Stated goal →
Reproduce the following data verbatim, with every line kept in its original order and form.

Record excerpts →
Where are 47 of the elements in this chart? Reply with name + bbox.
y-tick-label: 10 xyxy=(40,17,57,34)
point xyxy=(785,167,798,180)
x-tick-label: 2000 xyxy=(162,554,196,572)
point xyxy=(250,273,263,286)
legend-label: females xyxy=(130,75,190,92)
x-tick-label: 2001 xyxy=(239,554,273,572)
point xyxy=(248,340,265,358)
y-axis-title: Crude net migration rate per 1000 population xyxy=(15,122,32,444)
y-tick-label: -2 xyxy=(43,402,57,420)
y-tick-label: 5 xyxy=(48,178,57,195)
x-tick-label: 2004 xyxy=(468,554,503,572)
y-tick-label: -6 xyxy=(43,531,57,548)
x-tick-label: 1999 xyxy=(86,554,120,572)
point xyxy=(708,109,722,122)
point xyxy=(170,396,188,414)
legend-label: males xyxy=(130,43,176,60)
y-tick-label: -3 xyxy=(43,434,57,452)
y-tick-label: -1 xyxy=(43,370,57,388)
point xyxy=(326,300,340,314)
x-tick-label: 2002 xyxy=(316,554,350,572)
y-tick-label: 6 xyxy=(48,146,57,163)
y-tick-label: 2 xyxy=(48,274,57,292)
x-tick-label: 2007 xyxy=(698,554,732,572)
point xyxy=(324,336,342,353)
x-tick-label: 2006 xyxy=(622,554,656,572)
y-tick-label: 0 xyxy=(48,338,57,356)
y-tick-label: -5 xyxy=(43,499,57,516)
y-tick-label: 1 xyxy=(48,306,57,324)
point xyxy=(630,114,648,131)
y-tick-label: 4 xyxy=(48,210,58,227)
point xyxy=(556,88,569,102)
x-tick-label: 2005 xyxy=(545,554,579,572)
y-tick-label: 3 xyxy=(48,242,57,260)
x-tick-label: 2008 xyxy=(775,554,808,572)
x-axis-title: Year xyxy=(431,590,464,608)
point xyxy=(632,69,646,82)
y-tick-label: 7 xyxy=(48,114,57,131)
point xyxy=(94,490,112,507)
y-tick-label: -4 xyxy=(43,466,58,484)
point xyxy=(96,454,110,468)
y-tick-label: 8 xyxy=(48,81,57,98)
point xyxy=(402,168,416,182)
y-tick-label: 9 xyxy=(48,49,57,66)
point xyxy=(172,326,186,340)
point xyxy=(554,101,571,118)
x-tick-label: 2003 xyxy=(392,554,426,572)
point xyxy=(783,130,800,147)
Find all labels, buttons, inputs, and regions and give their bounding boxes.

Written solution →
Where are 47 of the elements in this chart? Reply with name + bbox.
y-tick-label: 10 xyxy=(40,17,57,34)
point xyxy=(785,167,798,180)
x-tick-label: 2000 xyxy=(162,554,196,572)
point xyxy=(250,273,263,286)
legend-label: females xyxy=(130,75,190,92)
x-tick-label: 2001 xyxy=(239,554,273,572)
point xyxy=(248,340,265,358)
y-axis-title: Crude net migration rate per 1000 population xyxy=(15,122,32,444)
y-tick-label: -2 xyxy=(43,402,57,420)
y-tick-label: 5 xyxy=(48,178,57,195)
x-tick-label: 2004 xyxy=(468,554,503,572)
y-tick-label: -6 xyxy=(43,531,57,548)
x-tick-label: 1999 xyxy=(86,554,120,572)
point xyxy=(708,109,722,122)
point xyxy=(170,396,188,414)
legend-label: males xyxy=(130,43,176,60)
y-tick-label: -3 xyxy=(43,434,57,452)
y-tick-label: -1 xyxy=(43,370,57,388)
point xyxy=(326,300,340,314)
x-tick-label: 2002 xyxy=(316,554,350,572)
y-tick-label: 6 xyxy=(48,146,57,163)
y-tick-label: 2 xyxy=(48,274,57,292)
x-tick-label: 2007 xyxy=(698,554,732,572)
point xyxy=(324,336,342,353)
x-tick-label: 2006 xyxy=(622,554,656,572)
y-tick-label: 0 xyxy=(48,338,57,356)
y-tick-label: -5 xyxy=(43,499,57,516)
y-tick-label: 1 xyxy=(48,306,57,324)
point xyxy=(630,114,648,131)
y-tick-label: 4 xyxy=(48,210,58,227)
point xyxy=(556,88,569,102)
x-tick-label: 2005 xyxy=(545,554,579,572)
y-tick-label: 3 xyxy=(48,242,57,260)
x-tick-label: 2008 xyxy=(775,554,808,572)
x-axis-title: Year xyxy=(431,590,464,608)
point xyxy=(632,69,646,82)
y-tick-label: 7 xyxy=(48,114,57,131)
point xyxy=(94,490,112,507)
y-tick-label: -4 xyxy=(43,466,58,484)
point xyxy=(96,454,110,468)
y-tick-label: 8 xyxy=(48,81,57,98)
point xyxy=(402,168,416,182)
y-tick-label: 9 xyxy=(48,49,57,66)
point xyxy=(172,326,186,340)
point xyxy=(554,101,571,118)
x-tick-label: 2003 xyxy=(392,554,426,572)
point xyxy=(783,130,800,147)
Find all labels, buttons, inputs, and regions and give their bounding boxes.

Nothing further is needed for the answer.